• [Do this]:
Below is a listing. Gather each line of it that contains "методом".

• [Data provided]:
··········
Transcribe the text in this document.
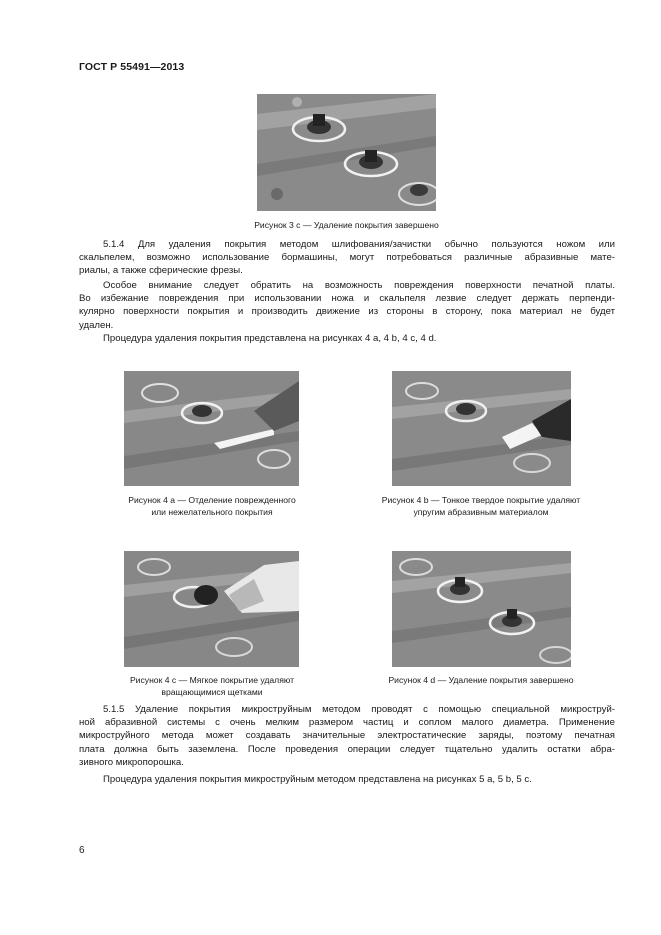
ГОСТ Р 55491—2013
Рисунок 3 c — Удаление покрытия завершено

5.1.4 Для удаления покрытия методом шлифования/зачистки обычно пользуются ножом или
скальпелем, возможно использование бормашины, могут потребоваться различные абразивные мате-
риалы, а также сферические фрезы.

Особое внимание следует обратить на возможность повреждения поверхности печатной платы.
Во избежание повреждения при использовании ножа и скальпеля лезвие следует держать перпенди-
кулярно поверхности покрытия и производить движение из стороны в сторону, пока материал не будет
удален.

Процедура удаления покрытия представлена на рисунках 4 a, 4 b, 4 c, 4 d.

Рисунок 4 a — Отделение поврежденного
или нежелательного покрытия
Рисунок 4 b — Тонкое твердое покрытие удаляют
упругим абразивным материалом
Рисунок 4 c — Мягкое покрытие удаляют
вращающимися щетками
Рисунок 4 d — Удаление покрытия завершено

5.1.5 Удаление покрытия микроструйным методом проводят с помощью специальной микроструй-
ной абразивной системы с очень мелким размером частиц и соплом малого диаметра. Применение
микроструйного метода может создавать значительные электростатические заряды, поэтому печатная
плата должна быть заземлена. После проведения операции следует тщательно удалить остатки абра-
зивного микропорошка.

Процедура удаления покрытия микроструйным методом представлена на рисунках 5 a, 5 b, 5 c.

6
··········
• [Answer for the task]:
5.1.4 Для удаления покрытия методом шлифования/зачистки обычно пользуются ножом или
5.1.5 Удаление покрытия микроструйным методом проводят с помощью специальной микроструй-
Процедура удаления покрытия микроструйным методом представлена на рисунках 5 a, 5 b, 5 c.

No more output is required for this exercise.